» **What is required**
Do not copy the pictures; transcribe all other material exactly.

» **Material**
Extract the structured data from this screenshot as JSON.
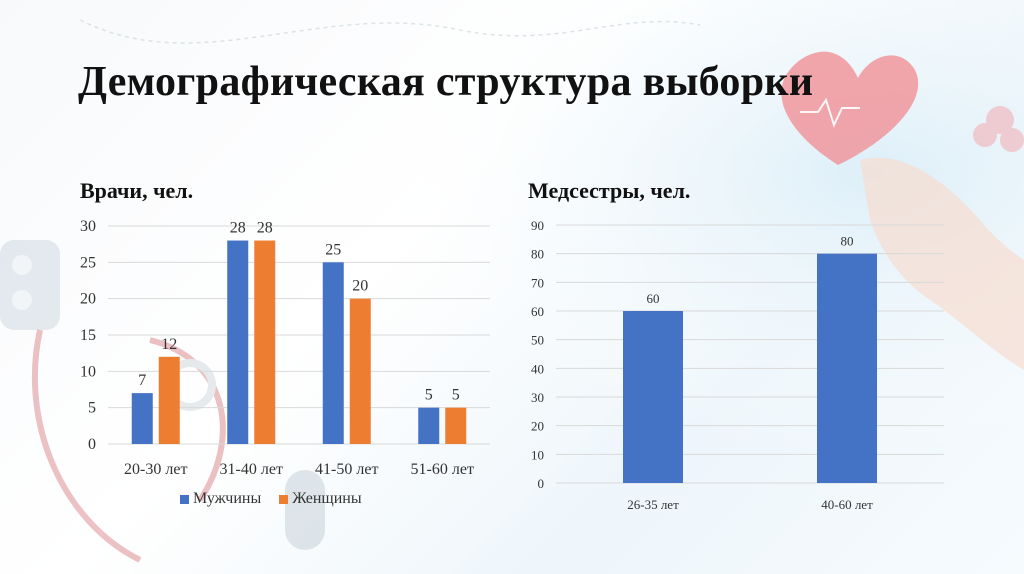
{
  "slide": {
    "title": "Демографическая структура выборки"
  },
  "colors": {
    "male": "#4472C4",
    "female": "#ED7D31",
    "grid": "#d9d9d9",
    "axis_text": "#333333"
  },
  "chart_data": [
    {
      "type": "bar",
      "title": "Врачи, чел.",
      "categories": [
        "20-30 лет",
        "31-40 лет",
        "41-50 лет",
        "51-60 лет"
      ],
      "series": [
        {
          "name": "Мужчины",
          "values": [
            7,
            28,
            25,
            5
          ]
        },
        {
          "name": "Женщины",
          "values": [
            12,
            28,
            20,
            5
          ]
        }
      ],
      "ylim": [
        0,
        30
      ],
      "yticks": [
        0,
        5,
        10,
        15,
        20,
        25,
        30
      ],
      "grid": true,
      "legend": "bottom"
    },
    {
      "type": "bar",
      "title": "Медсестры, чел.",
      "categories": [
        "26-35 лет",
        "40-60 лет"
      ],
      "series": [
        {
          "values": [
            60,
            80
          ]
        }
      ],
      "ylim": [
        0,
        90
      ],
      "yticks": [
        0,
        10,
        20,
        30,
        40,
        50,
        60,
        70,
        80,
        90
      ],
      "grid": true,
      "legend": "none"
    }
  ]
}
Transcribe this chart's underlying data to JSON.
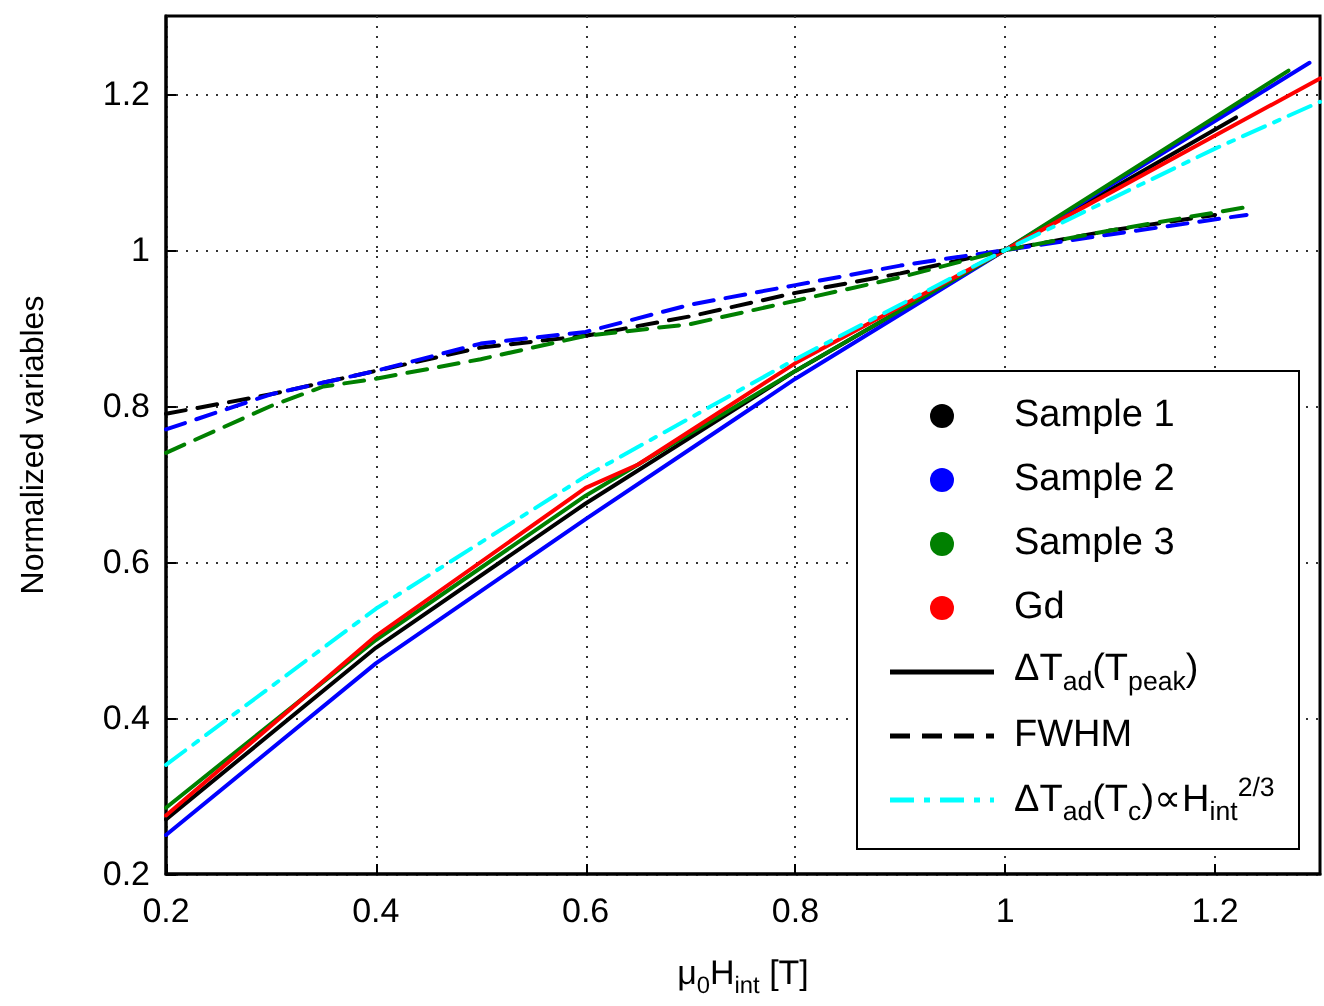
{
  "chart_data": {
    "type": "line",
    "xlabel": "μ$_{0}$H$_{int}$ [T]",
    "ylabel": "Normalized variables",
    "xlim": [
      0.2,
      1.3
    ],
    "ylim": [
      0.2,
      1.3
    ],
    "xticks": [
      0.2,
      0.4,
      0.6,
      0.8,
      1,
      1.2
    ],
    "yticks": [
      0.2,
      0.4,
      0.6,
      0.8,
      1,
      1.2
    ],
    "grid": true,
    "legend": "bottom right",
    "marker": "none",
    "annotations": [
      "ΔT$_{ad}$(T$_{peak}$)",
      "FWHM"
    ],
    "series": [
      {
        "name": "Sample 1",
        "color": "#000000",
        "line_style": "solid",
        "x": [
          0.2,
          0.4,
          0.6,
          0.8,
          1,
          1.22
        ],
        "values": [
          0.27,
          0.49,
          0.675,
          0.845,
          1,
          1.17
        ]
      },
      {
        "name": "Sample 2",
        "color": "#0000ff",
        "line_style": "solid",
        "x": [
          0.2,
          0.4,
          0.6,
          0.8,
          1,
          1.29
        ],
        "values": [
          0.25,
          0.47,
          0.655,
          0.835,
          1,
          1.24
        ]
      },
      {
        "name": "Sample 3",
        "color": "#008000",
        "line_style": "solid",
        "x": [
          0.2,
          0.4,
          0.6,
          0.8,
          1,
          1.27
        ],
        "values": [
          0.285,
          0.5,
          0.685,
          0.845,
          1,
          1.23
        ]
      },
      {
        "name": "Gd",
        "color": "#ff0000",
        "line_style": "solid",
        "x": [
          0.2,
          0.4,
          0.6,
          0.65,
          0.8,
          1,
          1.3
        ],
        "values": [
          0.275,
          0.505,
          0.695,
          0.725,
          0.855,
          1,
          1.22
        ]
      },
      {
        "color": "#000000",
        "line_style": "dashed",
        "x": [
          0.2,
          0.3,
          0.4,
          0.5,
          0.6,
          0.7,
          0.8,
          0.9,
          1,
          1.1,
          1.2
        ],
        "values": [
          0.79,
          0.815,
          0.845,
          0.875,
          0.89,
          0.915,
          0.945,
          0.97,
          1,
          1.025,
          1.045
        ]
      },
      {
        "color": "#0000ff",
        "line_style": "dashed",
        "x": [
          0.2,
          0.3,
          0.4,
          0.5,
          0.6,
          0.7,
          0.8,
          0.9,
          1,
          1.1,
          1.23
        ],
        "values": [
          0.77,
          0.815,
          0.845,
          0.88,
          0.895,
          0.93,
          0.955,
          0.98,
          1,
          1.02,
          1.045
        ]
      },
      {
        "color": "#008000",
        "line_style": "dashed",
        "x": [
          0.2,
          0.3,
          0.35,
          0.4,
          0.5,
          0.6,
          0.7,
          0.8,
          0.9,
          1,
          1.1,
          1.23
        ],
        "values": [
          0.74,
          0.8,
          0.825,
          0.835,
          0.86,
          0.89,
          0.905,
          0.935,
          0.965,
          1,
          1.025,
          1.055
        ]
      },
      {
        "name": "ΔT$_{ad}$(T$_{c}$)∝H$_{int}$$^{2/3}$",
        "color": "#00ffff",
        "line_style": "dashdot",
        "x": [
          0.2,
          0.4,
          0.6,
          0.8,
          1,
          1.2,
          1.3
        ],
        "values": [
          0.34,
          0.54,
          0.71,
          0.86,
          1,
          1.13,
          1.19
        ]
      }
    ]
  }
}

» **Task output**
Extract the structured data from this screenshot as JSON.
{
  "slide": {
    "title": "Демографическая структура выборки"
  },
  "colors": {
    "male": "#4472C4",
    "female": "#ED7D31",
    "grid": "#d9d9d9",
    "axis_text": "#333333"
  },
  "chart_data": [
    {
      "type": "bar",
      "title": "Врачи, чел.",
      "categories": [
        "20-30 лет",
        "31-40 лет",
        "41-50 лет",
        "51-60 лет"
      ],
      "series": [
        {
          "name": "Мужчины",
          "values": [
            7,
            28,
            25,
            5
          ]
        },
        {
          "name": "Женщины",
          "values": [
            12,
            28,
            20,
            5
          ]
        }
      ],
      "ylim": [
        0,
        30
      ],
      "yticks": [
        0,
        5,
        10,
        15,
        20,
        25,
        30
      ],
      "grid": true,
      "legend": "bottom"
    },
    {
      "type": "bar",
      "title": "Медсестры, чел.",
      "categories": [
        "26-35 лет",
        "40-60 лет"
      ],
      "series": [
        {
          "values": [
            60,
            80
          ]
        }
      ],
      "ylim": [
        0,
        90
      ],
      "yticks": [
        0,
        10,
        20,
        30,
        40,
        50,
        60,
        70,
        80,
        90
      ],
      "grid": true,
      "legend": "none"
    }
  ]
}
Transcribe this chart's underlying data to JSON.
{
  "chart_data": {
    "type": "line",
    "xlabel": "μ$_{0}$H$_{int}$ [T]",
    "ylabel": "Normalized variables",
    "xlim": [
      0.2,
      1.3
    ],
    "ylim": [
      0.2,
      1.3
    ],
    "xticks": [
      0.2,
      0.4,
      0.6,
      0.8,
      1,
      1.2
    ],
    "yticks": [
      0.2,
      0.4,
      0.6,
      0.8,
      1,
      1.2
    ],
    "grid": true,
    "legend": "bottom right",
    "marker": "none",
    "annotations": [
      "ΔT$_{ad}$(T$_{peak}$)",
      "FWHM"
    ],
    "series": [
      {
        "name": "Sample 1",
        "color": "#000000",
        "line_style": "solid",
        "x": [
          0.2,
          0.4,
          0.6,
          0.8,
          1,
          1.22
        ],
        "values": [
          0.27,
          0.49,
          0.675,
          0.845,
          1,
          1.17
        ]
      },
      {
        "name": "Sample 2",
        "color": "#0000ff",
        "line_style": "solid",
        "x": [
          0.2,
          0.4,
          0.6,
          0.8,
          1,
          1.29
        ],
        "values": [
          0.25,
          0.47,
          0.655,
          0.835,
          1,
          1.24
        ]
      },
      {
        "name": "Sample 3",
        "color": "#008000",
        "line_style": "solid",
        "x": [
          0.2,
          0.4,
          0.6,
          0.8,
          1,
          1.27
        ],
        "values": [
          0.285,
          0.5,
          0.685,
          0.845,
          1,
          1.23
        ]
      },
      {
        "name": "Gd",
        "color": "#ff0000",
        "line_style": "solid",
        "x": [
          0.2,
          0.4,
          0.6,
          0.65,
          0.8,
          1,
          1.3
        ],
        "values": [
          0.275,
          0.505,
          0.695,
          0.725,
          0.855,
          1,
          1.22
        ]
      },
      {
        "color": "#000000",
        "line_style": "dashed",
        "x": [
          0.2,
          0.3,
          0.4,
          0.5,
          0.6,
          0.7,
          0.8,
          0.9,
          1,
          1.1,
          1.2
        ],
        "values": [
          0.79,
          0.815,
          0.845,
          0.875,
          0.89,
          0.915,
          0.945,
          0.97,
          1,
          1.025,
          1.045
        ]
      },
      {
        "color": "#0000ff",
        "line_style": "dashed",
        "x": [
          0.2,
          0.3,
          0.4,
          0.5,
          0.6,
          0.7,
          0.8,
          0.9,
          1,
          1.1,
          1.23
        ],
        "values": [
          0.77,
          0.815,
          0.845,
          0.88,
          0.895,
          0.93,
          0.955,
          0.98,
          1,
          1.02,
          1.045
        ]
      },
      {
        "color": "#008000",
        "line_style": "dashed",
        "x": [
          0.2,
          0.3,
          0.35,
          0.4,
          0.5,
          0.6,
          0.7,
          0.8,
          0.9,
          1,
          1.1,
          1.23
        ],
        "values": [
          0.74,
          0.8,
          0.825,
          0.835,
          0.86,
          0.89,
          0.905,
          0.935,
          0.965,
          1,
          1.025,
          1.055
        ]
      },
      {
        "name": "ΔT$_{ad}$(T$_{c}$)∝H$_{int}$$^{2/3}$",
        "color": "#00ffff",
        "line_style": "dashdot",
        "x": [
          0.2,
          0.4,
          0.6,
          0.8,
          1,
          1.2,
          1.3
        ],
        "values": [
          0.34,
          0.54,
          0.71,
          0.86,
          1,
          1.13,
          1.19
        ]
      }
    ]
  }
}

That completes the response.